Reproduce each of the lines word for word.

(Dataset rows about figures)
※
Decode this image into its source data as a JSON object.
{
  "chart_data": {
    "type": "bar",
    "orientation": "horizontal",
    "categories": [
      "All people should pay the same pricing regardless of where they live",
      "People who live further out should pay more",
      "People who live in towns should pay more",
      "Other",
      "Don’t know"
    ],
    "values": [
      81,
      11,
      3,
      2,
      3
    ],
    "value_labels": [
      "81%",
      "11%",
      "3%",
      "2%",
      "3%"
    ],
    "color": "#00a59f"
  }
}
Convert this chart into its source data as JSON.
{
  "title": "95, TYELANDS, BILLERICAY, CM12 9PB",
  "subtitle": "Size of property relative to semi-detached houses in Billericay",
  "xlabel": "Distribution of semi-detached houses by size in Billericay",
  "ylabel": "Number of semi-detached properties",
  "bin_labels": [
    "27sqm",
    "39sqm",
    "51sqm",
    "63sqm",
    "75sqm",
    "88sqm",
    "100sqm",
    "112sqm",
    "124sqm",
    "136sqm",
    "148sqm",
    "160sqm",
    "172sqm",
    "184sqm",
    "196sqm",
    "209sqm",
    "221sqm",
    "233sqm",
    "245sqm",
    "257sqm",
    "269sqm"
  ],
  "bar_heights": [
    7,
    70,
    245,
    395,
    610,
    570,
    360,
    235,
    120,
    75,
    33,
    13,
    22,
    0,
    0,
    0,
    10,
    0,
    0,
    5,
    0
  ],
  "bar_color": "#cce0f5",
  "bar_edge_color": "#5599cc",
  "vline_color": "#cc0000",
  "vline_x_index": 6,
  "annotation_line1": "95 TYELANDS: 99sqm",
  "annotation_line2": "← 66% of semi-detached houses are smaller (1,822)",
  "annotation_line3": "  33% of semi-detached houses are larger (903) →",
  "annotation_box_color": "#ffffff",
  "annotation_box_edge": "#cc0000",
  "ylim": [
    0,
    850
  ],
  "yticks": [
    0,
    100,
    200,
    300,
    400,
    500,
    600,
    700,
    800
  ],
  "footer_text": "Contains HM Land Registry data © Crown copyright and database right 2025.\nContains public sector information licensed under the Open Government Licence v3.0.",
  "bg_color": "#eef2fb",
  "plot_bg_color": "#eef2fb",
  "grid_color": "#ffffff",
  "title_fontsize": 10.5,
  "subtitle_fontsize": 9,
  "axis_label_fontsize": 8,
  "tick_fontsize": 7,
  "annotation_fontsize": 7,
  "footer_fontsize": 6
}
※
**Task solution**.
Decode this image into its source data as a JSON object.
{
  "chart_data": {
    "type": "bar",
    "orientation": "horizontal",
    "categories": [
      "All people should pay the same pricing regardless of where they live",
      "People who live further out should pay more",
      "People who live in towns should pay more",
      "Other",
      "Don’t know"
    ],
    "values": [
      81,
      11,
      3,
      2,
      3
    ],
    "value_labels": [
      "81%",
      "11%",
      "3%",
      "2%",
      "3%"
    ],
    "color": "#00a59f"
  }
}
Convert this chart into its source data as JSON.
{
  "title": "95, TYELANDS, BILLERICAY, CM12 9PB",
  "subtitle": "Size of property relative to semi-detached houses in Billericay",
  "xlabel": "Distribution of semi-detached houses by size in Billericay",
  "ylabel": "Number of semi-detached properties",
  "bin_labels": [
    "27sqm",
    "39sqm",
    "51sqm",
    "63sqm",
    "75sqm",
    "88sqm",
    "100sqm",
    "112sqm",
    "124sqm",
    "136sqm",
    "148sqm",
    "160sqm",
    "172sqm",
    "184sqm",
    "196sqm",
    "209sqm",
    "221sqm",
    "233sqm",
    "245sqm",
    "257sqm",
    "269sqm"
  ],
  "bar_heights": [
    7,
    70,
    245,
    395,
    610,
    570,
    360,
    235,
    120,
    75,
    33,
    13,
    22,
    0,
    0,
    0,
    10,
    0,
    0,
    5,
    0
  ],
  "bar_color": "#cce0f5",
  "bar_edge_color": "#5599cc",
  "vline_color": "#cc0000",
  "vline_x_index": 6,
  "annotation_line1": "95 TYELANDS: 99sqm",
  "annotation_line2": "← 66% of semi-detached houses are smaller (1,822)",
  "annotation_line3": "  33% of semi-detached houses are larger (903) →",
  "annotation_box_color": "#ffffff",
  "annotation_box_edge": "#cc0000",
  "ylim": [
    0,
    850
  ],
  "yticks": [
    0,
    100,
    200,
    300,
    400,
    500,
    600,
    700,
    800
  ],
  "footer_text": "Contains HM Land Registry data © Crown copyright and database right 2025.\nContains public sector information licensed under the Open Government Licence v3.0.",
  "bg_color": "#eef2fb",
  "plot_bg_color": "#eef2fb",
  "grid_color": "#ffffff",
  "title_fontsize": 10.5,
  "subtitle_fontsize": 9,
  "axis_label_fontsize": 8,
  "tick_fontsize": 7,
  "annotation_fontsize": 7,
  "footer_fontsize": 6
}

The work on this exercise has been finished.